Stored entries
##########

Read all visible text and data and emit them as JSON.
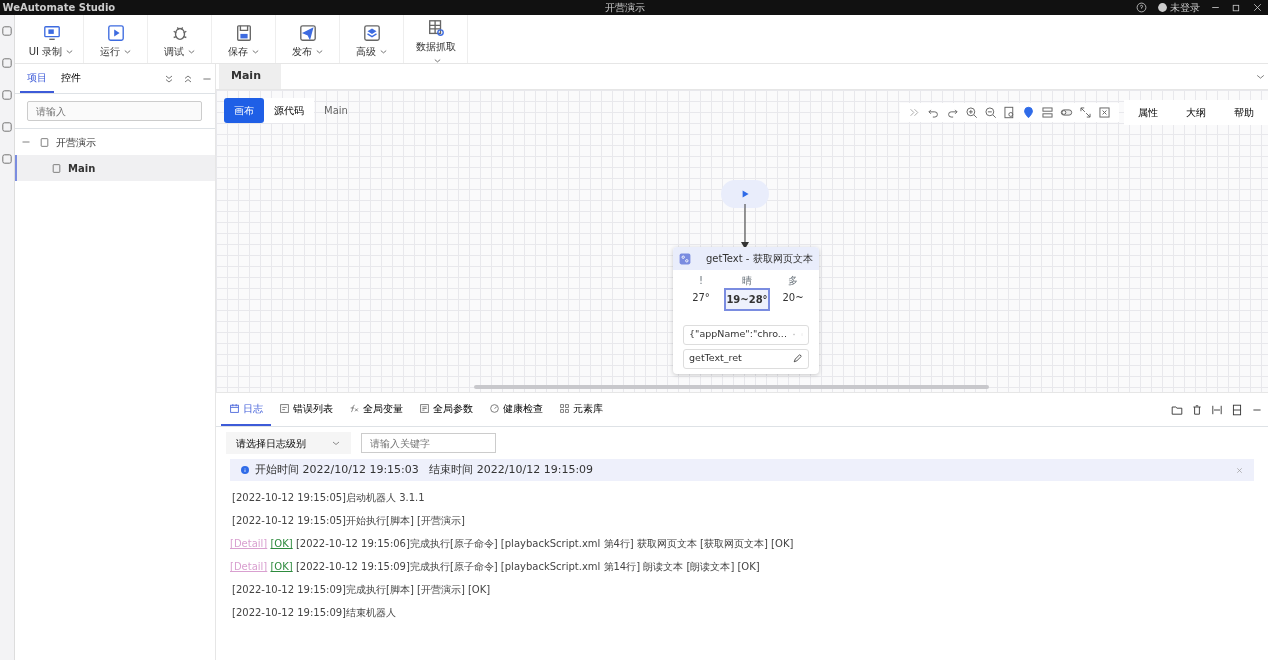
{
  "window": {
    "app_name": "WeAutomate Studio",
    "title": "开营演示",
    "user": "未登录"
  },
  "toolbar": [
    {
      "label": "UI 录制"
    },
    {
      "label": "运行"
    },
    {
      "label": "调试"
    },
    {
      "label": "保存"
    },
    {
      "label": "发布"
    },
    {
      "label": "高级"
    },
    {
      "label": "数据抓取"
    }
  ],
  "left_panel": {
    "tabs": [
      {
        "label": "项目",
        "selected": true
      },
      {
        "label": "控件",
        "selected": false
      }
    ],
    "search": {
      "placeholder": "请输入"
    },
    "tree": [
      {
        "label": "开营演示",
        "expanded": true,
        "selected": false,
        "children": [
          {
            "label": "Main",
            "selected": true
          }
        ]
      }
    ]
  },
  "editor": {
    "tab": "Main",
    "view_tabs": [
      {
        "label": "画布",
        "selected": true
      },
      {
        "label": "源代码",
        "selected": false
      },
      {
        "label": "Main",
        "selected": false
      }
    ],
    "side_buttons": [
      "属性",
      "大纲",
      "帮助"
    ],
    "node": {
      "title": "getText - 获取网页文本",
      "preview": [
        {
          "label": "!",
          "temp": "27°",
          "selected": false
        },
        {
          "label": "晴",
          "temp": "19~28°",
          "selected": true
        },
        {
          "label": "多",
          "temp": "20~",
          "selected": false
        }
      ],
      "target": "{\"appName\":\"chro...",
      "output": "getText_ret"
    }
  },
  "bottom_panel": {
    "tabs": [
      {
        "label": "日志",
        "selected": true
      },
      {
        "label": "错误列表",
        "selected": false
      },
      {
        "label": "全局变量",
        "selected": false
      },
      {
        "label": "全局参数",
        "selected": false
      },
      {
        "label": "健康检查",
        "selected": false
      },
      {
        "label": "元素库",
        "selected": false
      }
    ],
    "level_select": {
      "placeholder": "请选择日志级别"
    },
    "keyword": {
      "placeholder": "请输入关键字"
    },
    "info": "开始时间 2022/10/12 19:15:03   结束时间 2022/10/12 19:15:09",
    "log": [
      {
        "text": "[2022-10-12 19:15:05]启动机器人 3.1.1"
      },
      {
        "text": "[2022-10-12 19:15:05]开始执行[脚本] [开营演示]"
      },
      {
        "links": [
          "[Detail]",
          "[OK]"
        ],
        "text": "[2022-10-12 19:15:06]完成执行[原子命令] [playbackScript.xml 第4行] 获取网页文本 [获取网页文本] [OK]"
      },
      {
        "links": [
          "[Detail]",
          "[OK]"
        ],
        "text": "[2022-10-12 19:15:09]完成执行[原子命令] [playbackScript.xml 第14行] 朗读文本 [朗读文本] [OK]"
      },
      {
        "text": "[2022-10-12 19:15:09]完成执行[脚本] [开营演示] [OK]"
      },
      {
        "text": "[2022-10-12 19:15:09]结束机器人"
      }
    ]
  }
}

##########

_Short problem_
Which lines in the records above contain the string "开营演示"? Copy each one.

_Full response_
    "title": "开营演示",
        "label": "开营演示",
        "text": "[2022-10-12 19:15:05]开始执行[脚本] [开营演示]"
        "text": "[2022-10-12 19:15:09]完成执行[脚本] [开营演示] [OK]"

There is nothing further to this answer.